Goal → Return the number of lines that contain the word "الاستغفار", and return nothing else.

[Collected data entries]

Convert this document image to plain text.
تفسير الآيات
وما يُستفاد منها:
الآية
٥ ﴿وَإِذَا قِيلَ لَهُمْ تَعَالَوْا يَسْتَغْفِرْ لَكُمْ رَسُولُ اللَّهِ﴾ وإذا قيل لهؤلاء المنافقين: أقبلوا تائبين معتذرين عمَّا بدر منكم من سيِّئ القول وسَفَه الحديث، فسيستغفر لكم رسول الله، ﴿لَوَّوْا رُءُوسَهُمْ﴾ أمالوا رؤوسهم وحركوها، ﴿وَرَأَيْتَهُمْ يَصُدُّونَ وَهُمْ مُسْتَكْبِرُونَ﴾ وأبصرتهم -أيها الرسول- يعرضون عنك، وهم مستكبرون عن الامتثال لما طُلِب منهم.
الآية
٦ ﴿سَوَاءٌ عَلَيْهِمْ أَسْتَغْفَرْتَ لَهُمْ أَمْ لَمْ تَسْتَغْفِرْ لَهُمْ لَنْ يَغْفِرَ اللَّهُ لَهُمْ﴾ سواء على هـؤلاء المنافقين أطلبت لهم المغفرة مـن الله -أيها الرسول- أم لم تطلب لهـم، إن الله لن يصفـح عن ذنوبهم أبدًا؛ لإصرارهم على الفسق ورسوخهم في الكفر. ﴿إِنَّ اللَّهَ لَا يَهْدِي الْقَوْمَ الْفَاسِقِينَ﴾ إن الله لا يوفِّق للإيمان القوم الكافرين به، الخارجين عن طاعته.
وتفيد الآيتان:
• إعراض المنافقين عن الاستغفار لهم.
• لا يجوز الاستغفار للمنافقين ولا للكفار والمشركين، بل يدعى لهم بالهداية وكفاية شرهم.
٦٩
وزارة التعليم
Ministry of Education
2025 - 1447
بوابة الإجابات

The answer → 2